▸ ROWS:
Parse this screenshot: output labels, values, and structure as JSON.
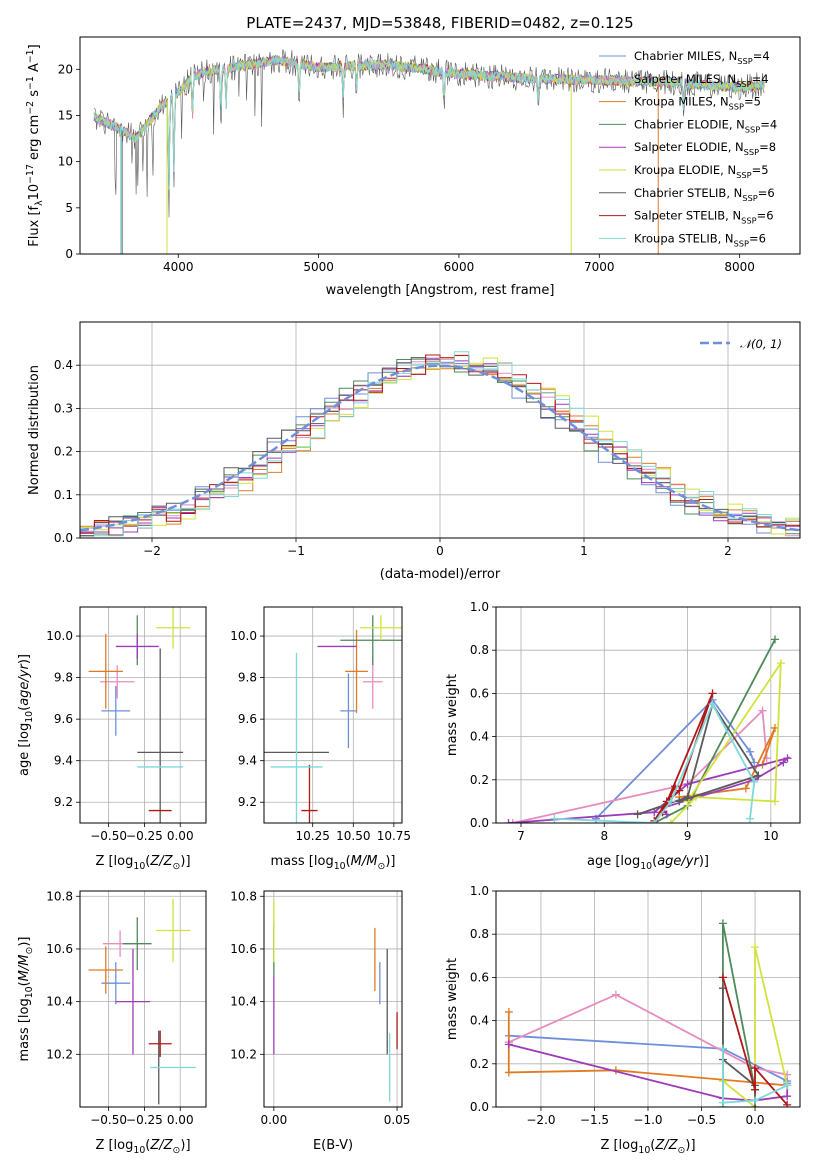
{
  "colors": {
    "Chabrier MILES": "#6e8fdc",
    "Salpeter MILES": "#e88cbf",
    "Kroupa MILES": "#e07b24",
    "Chabrier ELODIE": "#4f8a5a",
    "Salpeter ELODIE": "#9c3cb8",
    "Kroupa ELODIE": "#d2e23c",
    "Chabrier STELIB": "#5a5a5a",
    "Salpeter STELIB": "#b01818",
    "Kroupa STELIB": "#7ed8dc",
    "normal_curve": "#6e8fdc"
  },
  "series_names": [
    "Chabrier MILES",
    "Salpeter MILES",
    "Kroupa MILES",
    "Chabrier ELODIE",
    "Salpeter ELODIE",
    "Kroupa ELODIE",
    "Chabrier STELIB",
    "Salpeter STELIB",
    "Kroupa STELIB"
  ],
  "chart_data": [
    {
      "id": "spectrum",
      "type": "line",
      "title": "PLATE=2437, MJD=53848, FIBERID=0482, z=0.125",
      "xlabel": "wavelength [Angstrom, rest frame]",
      "ylabel": "Flux [f_λ 10^-17 erg cm^-2 s^-1 A^-1]",
      "xlim": [
        3300,
        8430
      ],
      "ylim": [
        0,
        23.5
      ],
      "xticks": [
        4000,
        5000,
        6000,
        7000,
        8000
      ],
      "yticks": [
        0,
        5,
        10,
        15,
        20
      ],
      "data_range": [
        3400,
        8180
      ],
      "continuum": [
        [
          3400,
          14.8
        ],
        [
          3550,
          13.8
        ],
        [
          3700,
          12.5
        ],
        [
          3800,
          14.5
        ],
        [
          3900,
          16.3
        ],
        [
          4000,
          17.5
        ],
        [
          4100,
          19.2
        ],
        [
          4200,
          19.8
        ],
        [
          4400,
          20.2
        ],
        [
          4700,
          21.0
        ],
        [
          5000,
          20.2
        ],
        [
          5500,
          20.5
        ],
        [
          6000,
          19.5
        ],
        [
          6500,
          19.0
        ],
        [
          7000,
          18.8
        ],
        [
          7500,
          18.6
        ],
        [
          8000,
          18.0
        ],
        [
          8180,
          18.4
        ]
      ],
      "legend": [
        {
          "label": "Chabrier MILES, N",
          "sub": "SSP",
          "suffix": "=4"
        },
        {
          "label": "Salpeter MILES, N",
          "sub": "SSP",
          "suffix": "=4"
        },
        {
          "label": "Kroupa MILES, N",
          "sub": "SSP",
          "suffix": "=5"
        },
        {
          "label": "Chabrier ELODIE, N",
          "sub": "SSP",
          "suffix": "=4"
        },
        {
          "label": "Salpeter ELODIE, N",
          "sub": "SSP",
          "suffix": "=8"
        },
        {
          "label": "Kroupa ELODIE, N",
          "sub": "SSP",
          "suffix": "=5"
        },
        {
          "label": "Chabrier STELIB, N",
          "sub": "SSP",
          "suffix": "=6"
        },
        {
          "label": "Salpeter STELIB, N",
          "sub": "SSP",
          "suffix": "=6"
        },
        {
          "label": "Kroupa STELIB, N",
          "sub": "SSP",
          "suffix": "=6"
        }
      ]
    },
    {
      "id": "residuals",
      "type": "area",
      "xlabel": "(data-model)/error",
      "ylabel": "Normed distribution",
      "xlim": [
        -2.5,
        2.5
      ],
      "ylim": [
        0,
        0.5
      ],
      "xticks": [
        -2,
        -1,
        0,
        1,
        2
      ],
      "yticks": [
        0.0,
        0.1,
        0.2,
        0.3,
        0.4
      ],
      "legend": "𝒩(0, 1)",
      "bin_width": 0.1
    },
    {
      "id": "age_vs_Z",
      "type": "scatter",
      "xlabel": "Z [log10(Z/Z⊙)]",
      "ylabel": "age  [log10(age/yr)]",
      "xlim": [
        -0.7,
        0.18
      ],
      "ylim": [
        9.1,
        10.14
      ],
      "xticks": [
        -0.5,
        -0.25,
        0.0
      ],
      "yticks": [
        9.2,
        9.4,
        9.6,
        9.8,
        10.0
      ],
      "points": [
        {
          "series": "Chabrier MILES",
          "x": -0.45,
          "y": 9.64,
          "xerr": 0.1,
          "yerr": 0.12
        },
        {
          "series": "Salpeter MILES",
          "x": -0.44,
          "y": 9.78,
          "xerr": 0.12,
          "yerr": 0.08
        },
        {
          "series": "Kroupa MILES",
          "x": -0.52,
          "y": 9.83,
          "xerr": 0.12,
          "yerr": 0.18
        },
        {
          "series": "Chabrier ELODIE",
          "x": -0.3,
          "y": 9.98,
          "xerr": 0.0,
          "yerr": 0.12
        },
        {
          "series": "Salpeter ELODIE",
          "x": -0.3,
          "y": 9.95,
          "xerr": 0.15,
          "yerr": 0.06
        },
        {
          "series": "Kroupa ELODIE",
          "x": -0.05,
          "y": 10.04,
          "xerr": 0.12,
          "yerr": 0.1
        },
        {
          "series": "Chabrier STELIB",
          "x": -0.14,
          "y": 9.44,
          "xerr": 0.16,
          "yerr": 0.5
        },
        {
          "series": "Salpeter STELIB",
          "x": -0.14,
          "y": 9.16,
          "xerr": 0.08,
          "yerr": 0.0
        },
        {
          "series": "Kroupa STELIB",
          "x": -0.14,
          "y": 9.37,
          "xerr": 0.16,
          "yerr": 0.0
        }
      ]
    },
    {
      "id": "age_vs_mass",
      "type": "scatter",
      "xlabel": "mass [log10(M/M⊙)]",
      "ylabel": "",
      "xlim": [
        9.95,
        10.8
      ],
      "ylim": [
        9.1,
        10.14
      ],
      "xticks": [
        10.25,
        10.5,
        10.75
      ],
      "tick_labels": [
        "10.25",
        "10.50",
        "10.75"
      ],
      "yticks": [
        9.2,
        9.4,
        9.6,
        9.8,
        10.0
      ],
      "points": [
        {
          "series": "Chabrier MILES",
          "x": 10.47,
          "y": 9.64,
          "xerr": 0.05,
          "yerr": 0.18
        },
        {
          "series": "Salpeter MILES",
          "x": 10.62,
          "y": 9.78,
          "xerr": 0.06,
          "yerr": 0.13
        },
        {
          "series": "Kroupa MILES",
          "x": 10.52,
          "y": 9.83,
          "xerr": 0.07,
          "yerr": 0.2
        },
        {
          "series": "Chabrier ELODIE",
          "x": 10.62,
          "y": 9.98,
          "xerr": 0.2,
          "yerr": 0.12
        },
        {
          "series": "Salpeter ELODIE",
          "x": 10.4,
          "y": 9.95,
          "xerr": 0.12,
          "yerr": 0.0
        },
        {
          "series": "Kroupa ELODIE",
          "x": 10.67,
          "y": 10.04,
          "xerr": 0.13,
          "yerr": 0.06
        },
        {
          "series": "Chabrier STELIB",
          "x": 10.15,
          "y": 9.44,
          "xerr": 0.2,
          "yerr": 0.0
        },
        {
          "series": "Salpeter STELIB",
          "x": 10.23,
          "y": 9.16,
          "xerr": 0.05,
          "yerr": 0.22
        },
        {
          "series": "Kroupa STELIB",
          "x": 10.15,
          "y": 9.37,
          "xerr": 0.16,
          "yerr": 0.55
        }
      ]
    },
    {
      "id": "weight_vs_age",
      "type": "line",
      "xlabel": "age  [log10(age/yr)]",
      "ylabel": "mass weight",
      "xlim": [
        6.7,
        10.35
      ],
      "ylim": [
        0,
        1
      ],
      "xticks": [
        7,
        8,
        9,
        10
      ],
      "yticks": [
        0.0,
        0.2,
        0.4,
        0.6,
        0.8,
        1.0
      ],
      "series": [
        {
          "name": "Chabrier MILES",
          "x": [
            7.9,
            9.3,
            9.75,
            9.8
          ],
          "y": [
            0.02,
            0.57,
            0.33,
            0.28
          ]
        },
        {
          "name": "Salpeter MILES",
          "x": [
            6.9,
            9.0,
            9.9,
            9.95
          ],
          "y": [
            0.0,
            0.18,
            0.52,
            0.3
          ]
        },
        {
          "name": "Kroupa MILES",
          "x": [
            8.9,
            9.7,
            10.05,
            9.9
          ],
          "y": [
            0.12,
            0.16,
            0.44,
            0.27
          ]
        },
        {
          "name": "Chabrier ELODIE",
          "x": [
            8.6,
            9.0,
            10.05
          ],
          "y": [
            0.0,
            0.08,
            0.85
          ]
        },
        {
          "name": "Salpeter ELODIE",
          "x": [
            6.85,
            8.6,
            9.0,
            10.2,
            10.15,
            9.8,
            8.7,
            8.75
          ],
          "y": [
            0.0,
            0.05,
            0.18,
            0.3,
            0.28,
            0.2,
            0.07,
            0.04
          ]
        },
        {
          "name": "Kroupa ELODIE",
          "x": [
            8.8,
            9.1,
            10.05,
            10.12,
            9.0
          ],
          "y": [
            0.0,
            0.12,
            0.1,
            0.74,
            0.1
          ]
        },
        {
          "name": "Chabrier STELIB",
          "x": [
            8.4,
            9.0,
            9.3,
            9.85,
            8.9
          ],
          "y": [
            0.04,
            0.12,
            0.55,
            0.22,
            0.1
          ]
        },
        {
          "name": "Salpeter STELIB",
          "x": [
            8.6,
            8.75,
            8.9,
            9.3,
            8.7,
            8.85
          ],
          "y": [
            0.01,
            0.1,
            0.15,
            0.6,
            0.05,
            0.17
          ]
        },
        {
          "name": "Kroupa STELIB",
          "x": [
            7.4,
            8.6,
            8.8,
            9.3,
            9.8,
            9.75
          ],
          "y": [
            0.02,
            0.0,
            0.1,
            0.55,
            0.19,
            0.02
          ]
        }
      ]
    },
    {
      "id": "mass_vs_Z",
      "type": "scatter",
      "xlabel": "Z [log10(Z/Z⊙)]",
      "ylabel": "mass [log10(M/M⊙)]",
      "xlim": [
        -0.7,
        0.18
      ],
      "ylim": [
        10.0,
        10.82
      ],
      "xticks": [
        -0.5,
        -0.25,
        0.0
      ],
      "yticks": [
        10.2,
        10.4,
        10.6,
        10.8
      ],
      "points": [
        {
          "series": "Chabrier MILES",
          "x": -0.45,
          "y": 10.47,
          "xerr": 0.1,
          "yerr": 0.08
        },
        {
          "series": "Salpeter MILES",
          "x": -0.42,
          "y": 10.62,
          "xerr": 0.12,
          "yerr": 0.05
        },
        {
          "series": "Kroupa MILES",
          "x": -0.52,
          "y": 10.52,
          "xerr": 0.12,
          "yerr": 0.09
        },
        {
          "series": "Chabrier ELODIE",
          "x": -0.3,
          "y": 10.62,
          "xerr": 0.1,
          "yerr": 0.1
        },
        {
          "series": "Salpeter ELODIE",
          "x": -0.33,
          "y": 10.4,
          "xerr": 0.12,
          "yerr": 0.2
        },
        {
          "series": "Kroupa ELODIE",
          "x": -0.05,
          "y": 10.67,
          "xerr": 0.12,
          "yerr": 0.12
        },
        {
          "series": "Chabrier STELIB",
          "x": -0.15,
          "y": 10.15,
          "xerr": 0.0,
          "yerr": 0.14
        },
        {
          "series": "Salpeter STELIB",
          "x": -0.14,
          "y": 10.24,
          "xerr": 0.08,
          "yerr": 0.05
        },
        {
          "series": "Kroupa STELIB",
          "x": -0.05,
          "y": 10.15,
          "xerr": 0.16,
          "yerr": 0.0
        }
      ]
    },
    {
      "id": "mass_vs_EBV",
      "type": "scatter",
      "xlabel": "E(B-V)",
      "ylabel": "",
      "xlim": [
        -0.004,
        0.052
      ],
      "ylim": [
        10.0,
        10.82
      ],
      "xticks": [
        0.0,
        0.05
      ],
      "tick_labels": [
        "0.00",
        "0.05"
      ],
      "yticks": [
        10.2,
        10.4,
        10.6,
        10.8
      ],
      "points": [
        {
          "series": "Chabrier MILES",
          "x": 0.043,
          "y": 10.47,
          "xerr": 0,
          "yerr": 0.08
        },
        {
          "series": "Salpeter MILES",
          "x": 0.0,
          "y": 10.62,
          "xerr": 0,
          "yerr": 0.05
        },
        {
          "series": "Kroupa MILES",
          "x": 0.041,
          "y": 10.56,
          "xerr": 0,
          "yerr": 0.12
        },
        {
          "series": "Chabrier ELODIE",
          "x": 0.0,
          "y": 10.6,
          "xerr": 0,
          "yerr": 0.1
        },
        {
          "series": "Salpeter ELODIE",
          "x": 0.0,
          "y": 10.35,
          "xerr": 0,
          "yerr": 0.15
        },
        {
          "series": "Kroupa ELODIE",
          "x": 0.0,
          "y": 10.67,
          "xerr": 0,
          "yerr": 0.12
        },
        {
          "series": "Chabrier STELIB",
          "x": 0.046,
          "y": 10.4,
          "xerr": 0,
          "yerr": 0.2
        },
        {
          "series": "Salpeter STELIB",
          "x": 0.05,
          "y": 10.29,
          "xerr": 0,
          "yerr": 0.07
        },
        {
          "series": "Kroupa STELIB",
          "x": 0.047,
          "y": 10.15,
          "xerr": 0,
          "yerr": 0.13
        }
      ]
    },
    {
      "id": "weight_vs_Z",
      "type": "line",
      "xlabel": "Z [log10(Z/Z⊙)]",
      "ylabel": "mass weight",
      "xlim": [
        -2.42,
        0.42
      ],
      "ylim": [
        0,
        1
      ],
      "xticks": [
        -2.0,
        -1.5,
        -1.0,
        -0.5,
        0.0
      ],
      "yticks": [
        0.0,
        0.2,
        0.4,
        0.6,
        0.8,
        1.0
      ],
      "series": [
        {
          "name": "Chabrier MILES",
          "x": [
            -2.3,
            -0.3,
            0.3,
            0.3
          ],
          "y": [
            0.33,
            0.27,
            0.12,
            0.11
          ]
        },
        {
          "name": "Salpeter MILES",
          "x": [
            -2.3,
            -1.3,
            0.0,
            0.3
          ],
          "y": [
            0.3,
            0.52,
            0.18,
            0.15
          ]
        },
        {
          "name": "Kroupa MILES",
          "x": [
            -2.3,
            -2.3,
            -1.3,
            0.3
          ],
          "y": [
            0.44,
            0.16,
            0.17,
            0.1
          ]
        },
        {
          "name": "Chabrier ELODIE",
          "x": [
            -0.3,
            -0.3,
            0.0
          ],
          "y": [
            0.0,
            0.85,
            0.08
          ]
        },
        {
          "name": "Salpeter ELODIE",
          "x": [
            -2.3,
            -0.3,
            0.0,
            0.3,
            0.3
          ],
          "y": [
            0.29,
            0.04,
            0.03,
            0.05,
            0.1
          ]
        },
        {
          "name": "Kroupa ELODIE",
          "x": [
            -0.3,
            0.0,
            0.0,
            0.3
          ],
          "y": [
            0.12,
            0.0,
            0.74,
            0.1
          ]
        },
        {
          "name": "Chabrier STELIB",
          "x": [
            -0.3,
            -0.3,
            0.0,
            0.0
          ],
          "y": [
            0.55,
            0.22,
            0.1,
            0.0
          ]
        },
        {
          "name": "Salpeter STELIB",
          "x": [
            -0.3,
            0.0,
            0.0,
            0.3
          ],
          "y": [
            0.6,
            0.08,
            0.18,
            0.01
          ]
        },
        {
          "name": "Kroupa STELIB",
          "x": [
            -0.3,
            -0.3,
            0.0,
            0.3
          ],
          "y": [
            0.27,
            0.02,
            0.03,
            0.1
          ]
        }
      ]
    }
  ]
}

▸ SHORT EXERCISE:
Collect, from the material above, every line containing the word "xlabel".

▸ EXERCISE ANSWER:
      "xlabel": "wavelength [Angstrom, rest frame]",
      "xlabel": "(data-model)/error",
      "xlabel": "Z [log10(Z/Z⊙)]",
      "xlabel": "mass [log10(M/M⊙)]",
      "xlabel": "age  [log10(age/yr)]",
      "xlabel": "Z [log10(Z/Z⊙)]",
      "xlabel": "E(B-V)",
      "xlabel": "Z [log10(Z/Z⊙)]",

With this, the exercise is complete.